§ **Data records**
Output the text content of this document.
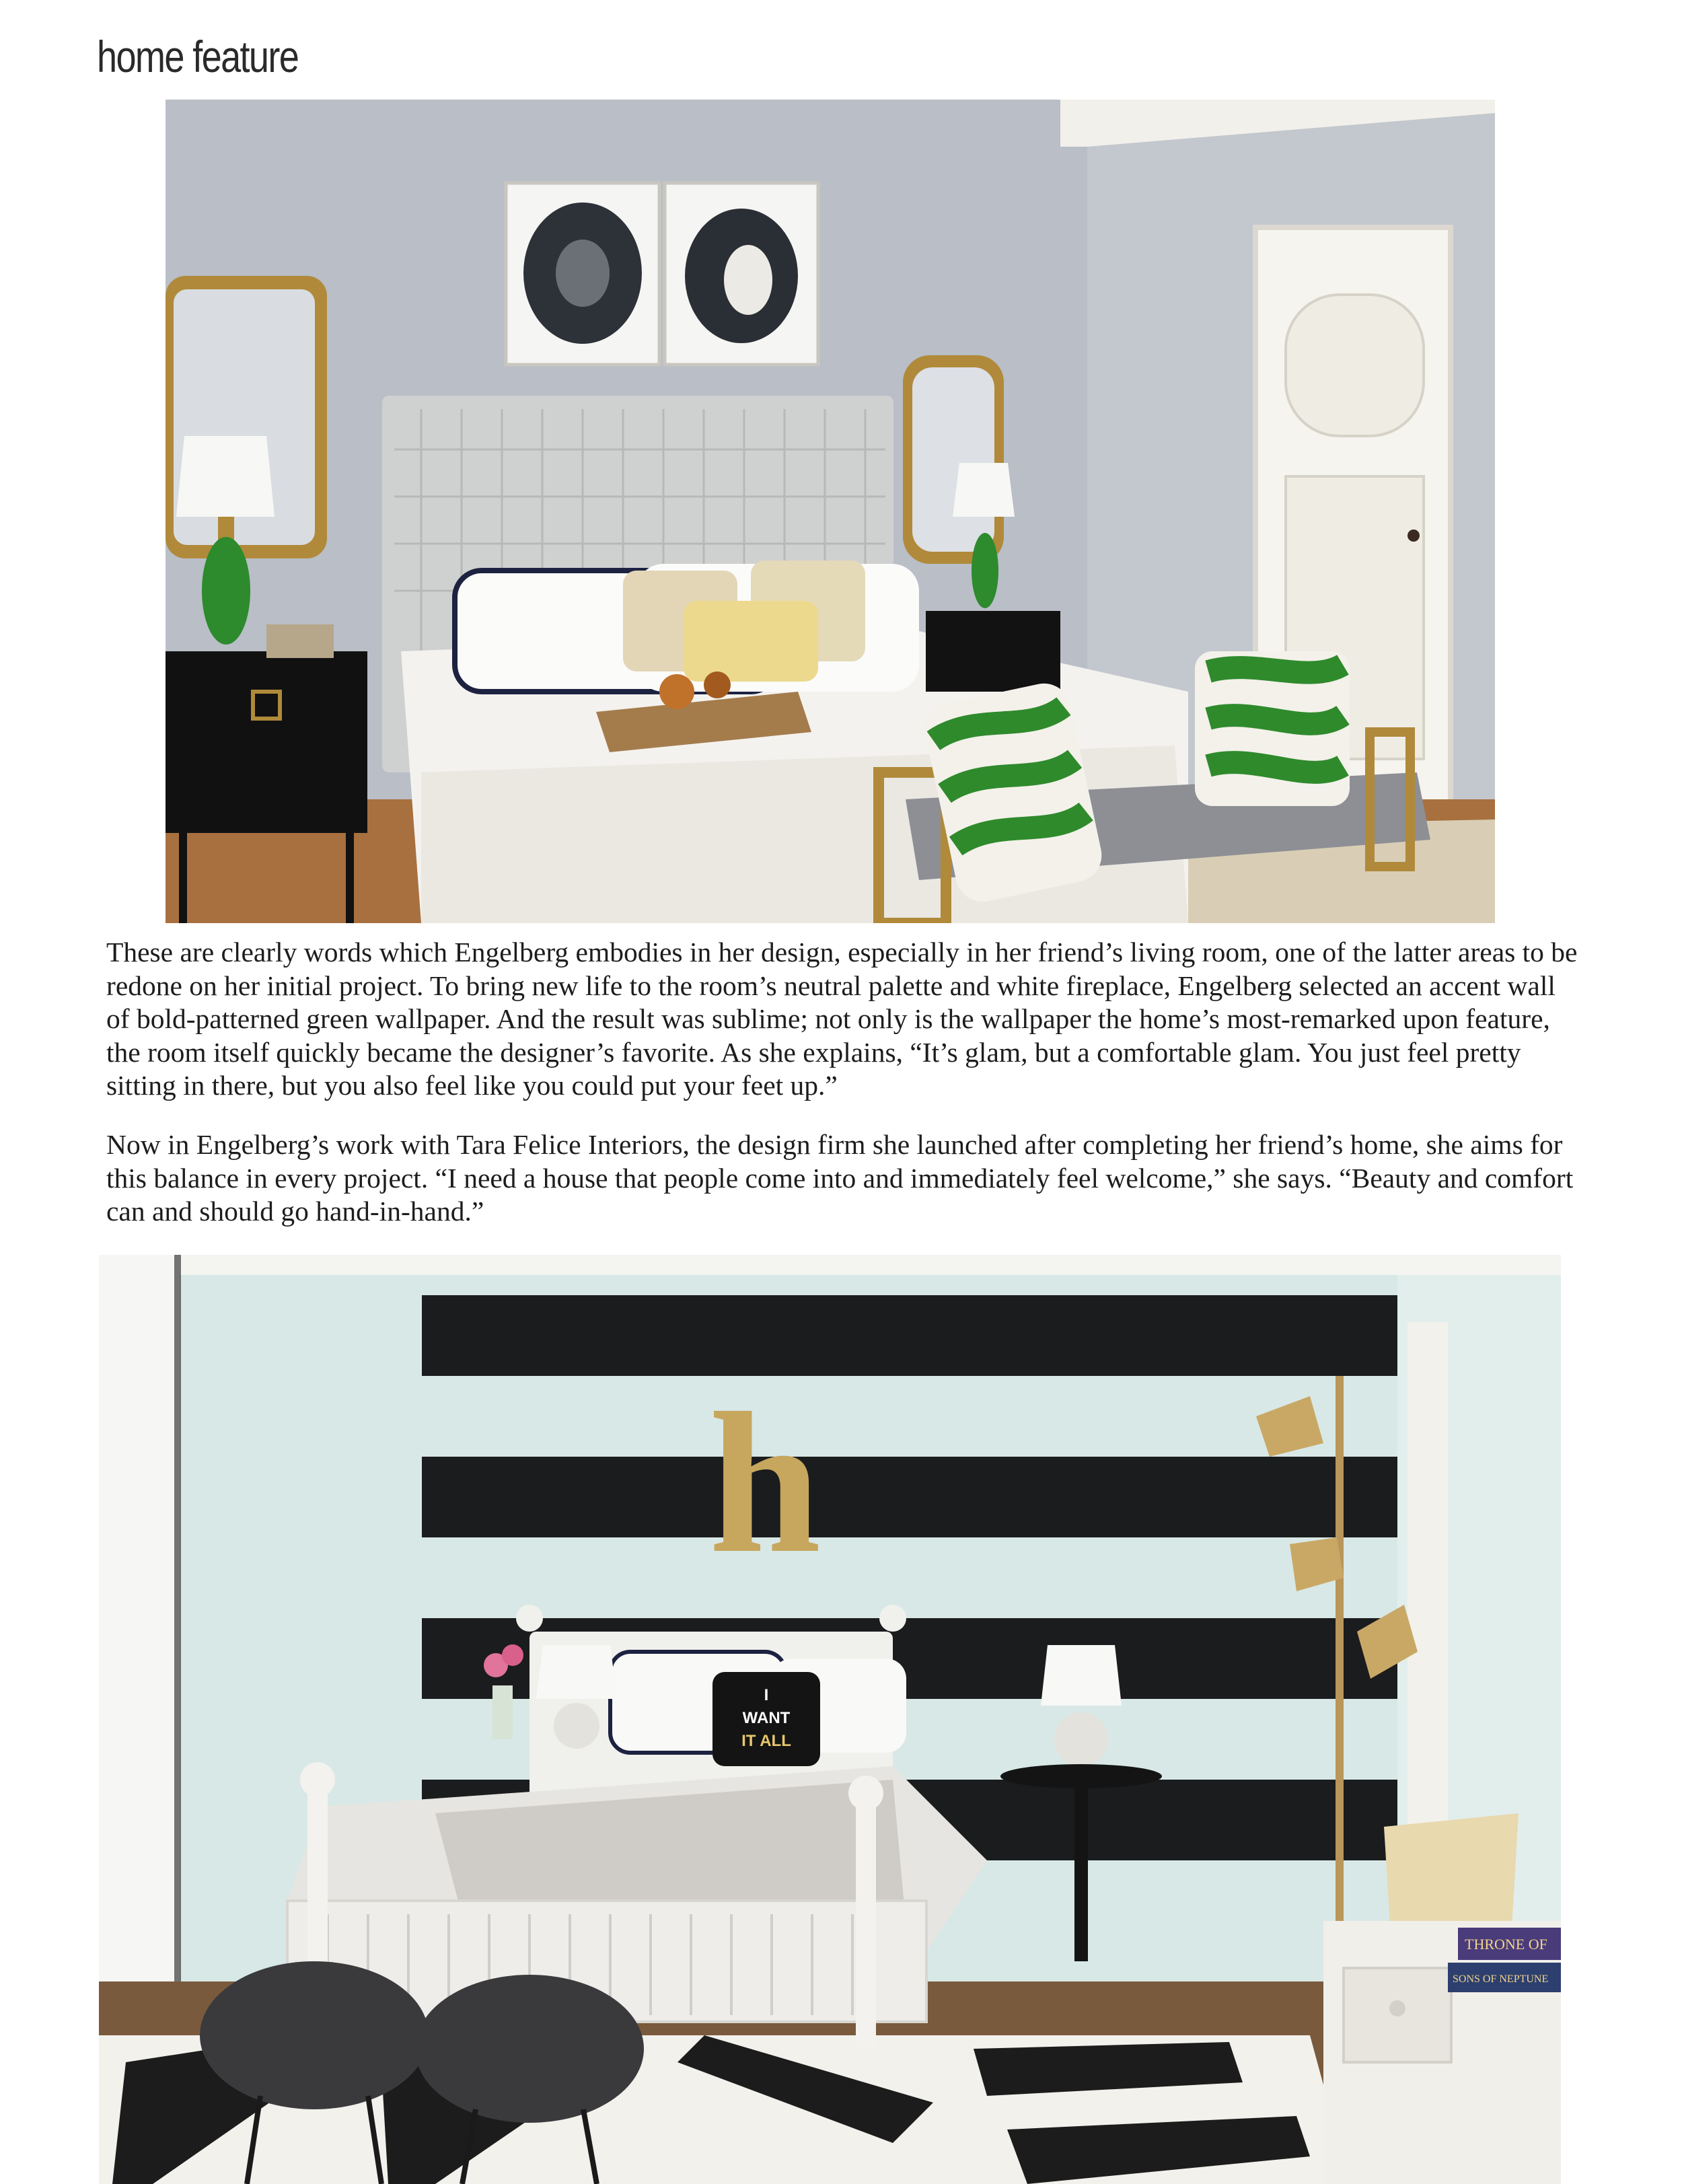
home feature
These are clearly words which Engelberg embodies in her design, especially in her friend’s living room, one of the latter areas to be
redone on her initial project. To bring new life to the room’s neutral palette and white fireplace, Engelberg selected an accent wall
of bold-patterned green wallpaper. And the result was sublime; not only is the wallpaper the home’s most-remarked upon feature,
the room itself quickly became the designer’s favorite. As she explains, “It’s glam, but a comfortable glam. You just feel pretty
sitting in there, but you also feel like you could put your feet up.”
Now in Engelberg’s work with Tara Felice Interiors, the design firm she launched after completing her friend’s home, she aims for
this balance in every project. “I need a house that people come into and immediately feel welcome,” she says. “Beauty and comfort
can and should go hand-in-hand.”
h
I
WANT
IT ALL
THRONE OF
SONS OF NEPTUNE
--
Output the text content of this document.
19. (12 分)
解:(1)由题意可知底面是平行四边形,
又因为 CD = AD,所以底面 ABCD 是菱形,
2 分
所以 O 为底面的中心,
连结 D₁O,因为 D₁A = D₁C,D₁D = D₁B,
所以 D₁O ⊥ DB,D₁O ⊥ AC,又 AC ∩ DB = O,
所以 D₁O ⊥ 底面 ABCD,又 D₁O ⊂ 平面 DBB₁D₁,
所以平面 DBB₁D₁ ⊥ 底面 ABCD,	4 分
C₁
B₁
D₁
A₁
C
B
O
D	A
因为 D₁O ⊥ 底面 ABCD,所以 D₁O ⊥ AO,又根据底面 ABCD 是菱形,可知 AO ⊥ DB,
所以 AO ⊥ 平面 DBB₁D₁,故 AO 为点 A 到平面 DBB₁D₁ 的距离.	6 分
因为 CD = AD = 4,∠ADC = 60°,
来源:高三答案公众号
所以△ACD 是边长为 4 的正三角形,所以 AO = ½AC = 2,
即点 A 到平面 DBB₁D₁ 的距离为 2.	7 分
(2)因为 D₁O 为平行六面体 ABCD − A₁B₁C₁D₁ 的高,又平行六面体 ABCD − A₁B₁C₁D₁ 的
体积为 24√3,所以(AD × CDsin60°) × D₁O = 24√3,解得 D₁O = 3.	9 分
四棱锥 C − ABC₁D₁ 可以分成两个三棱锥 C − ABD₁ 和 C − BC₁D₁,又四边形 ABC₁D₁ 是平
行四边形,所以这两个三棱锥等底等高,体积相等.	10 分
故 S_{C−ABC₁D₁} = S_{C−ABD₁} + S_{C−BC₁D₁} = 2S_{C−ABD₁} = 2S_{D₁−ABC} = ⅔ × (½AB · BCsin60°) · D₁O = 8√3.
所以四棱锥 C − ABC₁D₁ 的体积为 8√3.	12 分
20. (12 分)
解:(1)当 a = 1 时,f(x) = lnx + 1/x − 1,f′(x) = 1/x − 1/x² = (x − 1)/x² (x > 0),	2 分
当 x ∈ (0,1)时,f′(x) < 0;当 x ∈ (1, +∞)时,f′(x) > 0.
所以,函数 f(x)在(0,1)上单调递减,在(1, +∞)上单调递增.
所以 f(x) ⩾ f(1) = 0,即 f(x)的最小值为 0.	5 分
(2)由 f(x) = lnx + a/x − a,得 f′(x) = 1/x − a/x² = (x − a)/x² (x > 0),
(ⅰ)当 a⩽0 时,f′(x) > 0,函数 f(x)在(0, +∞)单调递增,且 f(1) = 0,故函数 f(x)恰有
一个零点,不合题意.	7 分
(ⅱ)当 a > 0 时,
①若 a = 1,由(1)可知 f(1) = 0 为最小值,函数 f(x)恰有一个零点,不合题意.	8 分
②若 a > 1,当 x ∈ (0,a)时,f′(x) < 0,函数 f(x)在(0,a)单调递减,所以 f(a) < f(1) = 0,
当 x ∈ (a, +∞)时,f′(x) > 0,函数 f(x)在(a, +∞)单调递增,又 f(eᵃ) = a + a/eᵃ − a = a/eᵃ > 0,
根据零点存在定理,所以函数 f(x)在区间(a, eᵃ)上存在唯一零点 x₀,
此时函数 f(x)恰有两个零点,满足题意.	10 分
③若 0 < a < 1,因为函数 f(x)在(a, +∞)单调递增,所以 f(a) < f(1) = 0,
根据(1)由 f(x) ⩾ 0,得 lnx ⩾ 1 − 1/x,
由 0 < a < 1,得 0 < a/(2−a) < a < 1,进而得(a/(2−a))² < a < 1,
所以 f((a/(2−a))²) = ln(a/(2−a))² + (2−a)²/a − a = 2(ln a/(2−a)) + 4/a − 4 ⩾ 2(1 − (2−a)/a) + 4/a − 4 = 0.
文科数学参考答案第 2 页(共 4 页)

§ **WHAT YOU ARE ASKED TO DO**
Where a line of the data holds "ABD₁", show that line.

§ **EXERCISE OUTPUT**
四棱锥 C − ABC₁D₁ 可以分成两个三棱锥 C − ABD₁ 和 C − BC₁D₁,又四边形 ABC₁D₁ 是平
故 S_{C−ABC₁D₁} = S_{C−ABD₁} + S_{C−BC₁D₁} = 2S_{C−ABD₁} = 2S_{D₁−ABC} = ⅔ × (½AB · BCsin60°) · D₁O = 8√3.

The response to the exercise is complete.